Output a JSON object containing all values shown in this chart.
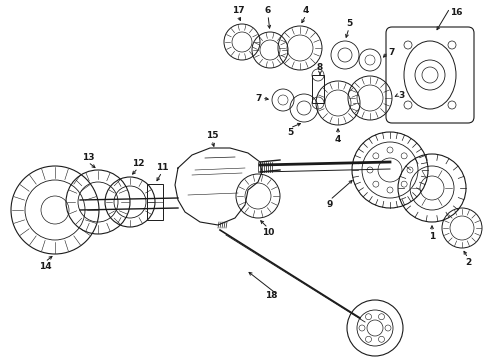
{
  "bg_color": "#ffffff",
  "lc": "#1a1a1a",
  "fs": 6.5,
  "fig_w": 4.9,
  "fig_h": 3.6,
  "dpi": 100
}
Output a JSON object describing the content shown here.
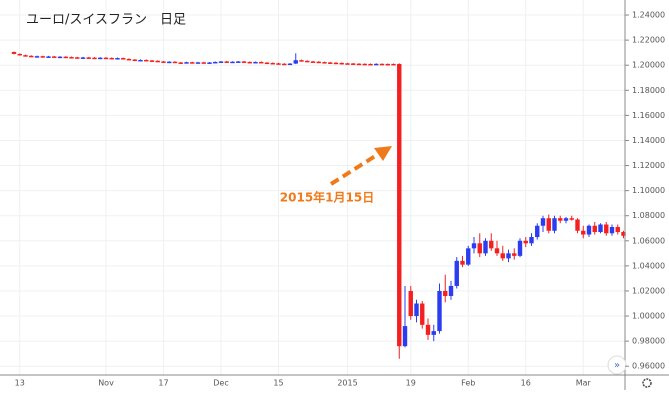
{
  "chart_data": {
    "type": "candlestick",
    "title": "ユーロ/スイスフラン　日足",
    "annotation": "2015年1月15日",
    "up_color": "#2b3df0",
    "down_color": "#f51f1f",
    "grid": true,
    "categories": [
      null,
      "13",
      null,
      null,
      null,
      null,
      null,
      null,
      null,
      null,
      null,
      null,
      null,
      null,
      null,
      null,
      "Nov",
      null,
      null,
      null,
      null,
      null,
      null,
      null,
      null,
      null,
      "17",
      null,
      null,
      null,
      null,
      null,
      null,
      null,
      null,
      null,
      "Dec",
      null,
      null,
      null,
      null,
      null,
      null,
      null,
      null,
      null,
      "15",
      null,
      null,
      null,
      null,
      null,
      null,
      null,
      null,
      null,
      null,
      null,
      "2015",
      null,
      null,
      null,
      null,
      null,
      null,
      null,
      null,
      null,
      null,
      "19",
      null,
      null,
      null,
      null,
      null,
      null,
      null,
      null,
      null,
      "Feb",
      null,
      null,
      null,
      null,
      null,
      null,
      null,
      null,
      null,
      "16",
      null,
      null,
      null,
      null,
      null,
      null,
      null,
      null,
      null,
      "Mar",
      null,
      null,
      null,
      null,
      null,
      null,
      null
    ],
    "open": [
      1.2105,
      1.209,
      1.208,
      1.2075,
      1.207,
      1.2072,
      1.2068,
      1.207,
      1.2066,
      1.2068,
      1.2065,
      1.2063,
      1.206,
      1.2062,
      1.206,
      1.2058,
      1.206,
      1.2058,
      1.2055,
      1.2057,
      1.205,
      1.2045,
      1.204,
      1.2042,
      1.2038,
      1.2035,
      1.203,
      1.2025,
      1.2028,
      1.2022,
      1.202,
      1.2024,
      1.2021,
      1.2023,
      1.2019,
      1.2022,
      1.2026,
      1.203,
      1.2025,
      1.2028,
      1.203,
      1.2026,
      1.2023,
      1.2026,
      1.2021,
      1.2018,
      1.2015,
      1.2012,
      1.201,
      1.2013,
      1.204,
      1.2035,
      1.203,
      1.2028,
      1.2025,
      1.2022,
      1.202,
      1.2018,
      1.2015,
      1.2014,
      1.2012,
      1.2011,
      1.201,
      1.201,
      1.2011,
      1.201,
      1.201,
      1.201,
      0.976,
      1.02,
      1.0,
      1.01,
      0.993,
      0.985,
      0.988,
      1.02,
      1.016,
      1.024,
      1.044,
      1.041,
      1.054,
      1.058,
      1.05,
      1.06,
      1.054,
      1.05,
      1.046,
      1.05,
      1.048,
      1.06,
      1.058,
      1.063,
      1.072,
      1.078,
      1.068,
      1.078,
      1.076,
      1.078,
      1.077,
      1.068,
      1.065,
      1.072,
      1.067,
      1.073,
      1.066,
      1.071,
      1.067
    ],
    "high": [
      1.2109,
      1.2094,
      1.2084,
      1.2079,
      1.2076,
      1.2076,
      1.2074,
      1.2074,
      1.2072,
      1.2072,
      1.2069,
      1.2067,
      1.2066,
      1.2066,
      1.2064,
      1.2064,
      1.2064,
      1.2062,
      1.2061,
      1.2061,
      1.2054,
      1.2049,
      1.2046,
      1.2046,
      1.2042,
      1.2039,
      1.2034,
      1.2032,
      1.2032,
      1.2026,
      1.2028,
      1.2028,
      1.2027,
      1.2027,
      1.2026,
      1.203,
      1.2034,
      1.2034,
      1.2032,
      1.2034,
      1.2034,
      1.203,
      1.203,
      1.203,
      1.2025,
      1.2022,
      1.2019,
      1.2016,
      1.2017,
      1.2095,
      1.2044,
      1.2039,
      1.2034,
      1.2032,
      1.2029,
      1.2026,
      1.2024,
      1.2022,
      1.2019,
      1.2018,
      1.2016,
      1.2015,
      1.2014,
      1.2015,
      1.2015,
      1.2014,
      1.2014,
      1.2015,
      1.024,
      1.024,
      1.013,
      1.012,
      0.998,
      0.993,
      1.026,
      1.033,
      1.028,
      1.047,
      1.048,
      1.056,
      1.063,
      1.066,
      1.062,
      1.066,
      1.06,
      1.056,
      1.053,
      1.054,
      1.062,
      1.063,
      1.066,
      1.074,
      1.08,
      1.081,
      1.08,
      1.08,
      1.079,
      1.08,
      1.078,
      1.072,
      1.073,
      1.075,
      1.074,
      1.075,
      1.073,
      1.073,
      1.068
    ],
    "low": [
      1.2086,
      1.2076,
      1.2071,
      1.2066,
      1.2066,
      1.2064,
      1.2064,
      1.2062,
      1.2062,
      1.2061,
      1.2059,
      1.2056,
      1.2056,
      1.2056,
      1.2054,
      1.2054,
      1.2054,
      1.2051,
      1.2051,
      1.2046,
      1.2041,
      1.2036,
      1.2036,
      1.2034,
      1.2031,
      1.2026,
      1.2021,
      1.2021,
      1.2018,
      1.2016,
      1.2016,
      1.2017,
      1.2017,
      1.2015,
      1.2015,
      1.2018,
      1.2022,
      1.2021,
      1.2021,
      1.2024,
      1.2022,
      1.2019,
      1.2019,
      1.2017,
      1.2014,
      1.2011,
      1.2008,
      1.2006,
      1.2006,
      1.2009,
      1.2031,
      1.2026,
      1.2024,
      1.2021,
      1.2018,
      1.2016,
      1.2014,
      1.2011,
      1.201,
      1.2008,
      1.2007,
      1.2006,
      1.2006,
      1.2006,
      1.2006,
      1.2006,
      1.2006,
      0.966,
      0.975,
      0.997,
      0.995,
      0.99,
      0.981,
      0.98,
      0.986,
      1.011,
      1.013,
      1.022,
      1.039,
      1.04,
      1.05,
      1.047,
      1.048,
      1.052,
      1.048,
      1.044,
      1.043,
      1.045,
      1.047,
      1.055,
      1.056,
      1.061,
      1.067,
      1.066,
      1.066,
      1.074,
      1.074,
      1.076,
      1.066,
      1.062,
      1.063,
      1.065,
      1.066,
      1.064,
      1.064,
      1.065,
      1.062
    ],
    "close": [
      1.209,
      1.208,
      1.2075,
      1.207,
      1.2072,
      1.2068,
      1.207,
      1.2066,
      1.2068,
      1.2065,
      1.2063,
      1.206,
      1.2062,
      1.206,
      1.2058,
      1.206,
      1.2058,
      1.2055,
      1.2057,
      1.205,
      1.2045,
      1.204,
      1.2042,
      1.2038,
      1.2035,
      1.203,
      1.2025,
      1.2028,
      1.2022,
      1.202,
      1.2024,
      1.2021,
      1.2023,
      1.2019,
      1.2022,
      1.2026,
      1.203,
      1.2025,
      1.2028,
      1.203,
      1.2026,
      1.2023,
      1.2026,
      1.2021,
      1.2018,
      1.2015,
      1.2012,
      1.201,
      1.2013,
      1.204,
      1.2035,
      1.203,
      1.2028,
      1.2025,
      1.2022,
      1.202,
      1.2018,
      1.2015,
      1.2014,
      1.2012,
      1.2011,
      1.201,
      1.201,
      1.2011,
      1.201,
      1.201,
      1.201,
      0.976,
      0.992,
      1.0,
      1.01,
      0.993,
      0.985,
      0.988,
      1.02,
      1.016,
      1.024,
      1.044,
      1.041,
      1.054,
      1.058,
      1.05,
      1.06,
      1.054,
      1.05,
      1.046,
      1.05,
      1.048,
      1.06,
      1.058,
      1.063,
      1.072,
      1.078,
      1.068,
      1.078,
      1.076,
      1.078,
      1.077,
      1.068,
      1.065,
      1.072,
      1.067,
      1.073,
      1.066,
      1.071,
      1.067,
      1.064
    ],
    "ylim": [
      0.953,
      1.248
    ],
    "yticks": [
      {
        "value": 0.96,
        "label": "0.96000"
      },
      {
        "value": 0.98,
        "label": "0.98000"
      },
      {
        "value": 1.0,
        "label": "1.00000"
      },
      {
        "value": 1.02,
        "label": "1.02000"
      },
      {
        "value": 1.04,
        "label": "1.04000"
      },
      {
        "value": 1.06,
        "label": "1.06000"
      },
      {
        "value": 1.08,
        "label": "1.08000"
      },
      {
        "value": 1.1,
        "label": "1.10000"
      },
      {
        "value": 1.12,
        "label": "1.12000"
      },
      {
        "value": 1.14,
        "label": "1.14000"
      },
      {
        "value": 1.16,
        "label": "1.16000"
      },
      {
        "value": 1.18,
        "label": "1.18000"
      },
      {
        "value": 1.2,
        "label": "1.20000"
      },
      {
        "value": 1.22,
        "label": "1.22000"
      },
      {
        "value": 1.24,
        "label": "1.24000"
      }
    ]
  }
}
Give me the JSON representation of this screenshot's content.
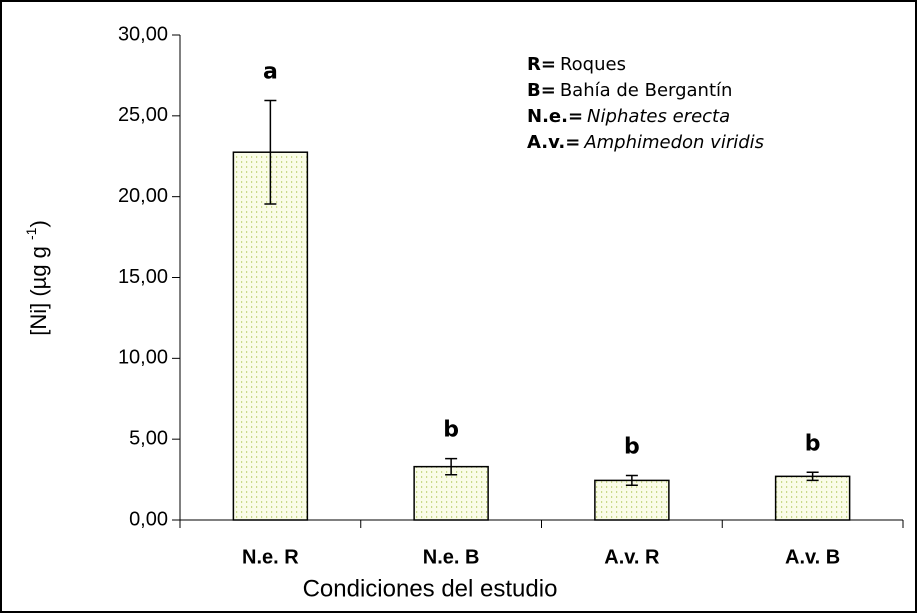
= = = =
## What you should do
From the entries above, copy every line containing the word "this".

## Exercise output
Output a JSON object containing all values shown in this chart.
Give me the JSON representation of this screenshot's content.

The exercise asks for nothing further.